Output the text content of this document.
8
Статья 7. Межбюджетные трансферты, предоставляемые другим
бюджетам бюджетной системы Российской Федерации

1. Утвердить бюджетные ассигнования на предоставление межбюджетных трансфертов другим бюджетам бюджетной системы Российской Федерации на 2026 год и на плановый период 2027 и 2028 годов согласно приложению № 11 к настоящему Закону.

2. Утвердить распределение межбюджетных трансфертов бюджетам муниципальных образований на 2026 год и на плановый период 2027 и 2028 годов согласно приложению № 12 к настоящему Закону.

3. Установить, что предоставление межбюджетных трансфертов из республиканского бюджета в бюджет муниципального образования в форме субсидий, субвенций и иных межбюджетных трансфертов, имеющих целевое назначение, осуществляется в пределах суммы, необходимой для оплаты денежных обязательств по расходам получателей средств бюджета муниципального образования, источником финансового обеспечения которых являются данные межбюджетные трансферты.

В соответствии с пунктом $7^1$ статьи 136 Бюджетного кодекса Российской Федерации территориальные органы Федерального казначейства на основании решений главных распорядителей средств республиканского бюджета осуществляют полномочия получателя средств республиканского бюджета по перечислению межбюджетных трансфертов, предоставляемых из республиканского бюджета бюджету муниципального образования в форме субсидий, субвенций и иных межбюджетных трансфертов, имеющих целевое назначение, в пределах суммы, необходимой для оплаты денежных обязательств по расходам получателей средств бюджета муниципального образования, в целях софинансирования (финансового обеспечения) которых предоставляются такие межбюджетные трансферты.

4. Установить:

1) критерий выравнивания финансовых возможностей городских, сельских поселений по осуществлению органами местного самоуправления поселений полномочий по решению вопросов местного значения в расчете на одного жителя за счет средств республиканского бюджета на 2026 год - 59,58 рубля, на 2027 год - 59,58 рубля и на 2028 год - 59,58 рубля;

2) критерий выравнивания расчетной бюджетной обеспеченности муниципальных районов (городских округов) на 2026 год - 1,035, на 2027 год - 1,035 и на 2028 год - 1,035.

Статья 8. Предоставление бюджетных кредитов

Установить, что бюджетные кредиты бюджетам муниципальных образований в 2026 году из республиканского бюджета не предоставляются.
──────────
### [What to produce]
Counting only lines of the data above that hold "выравнивания", report the total and nothing else.

### [Final answer]
2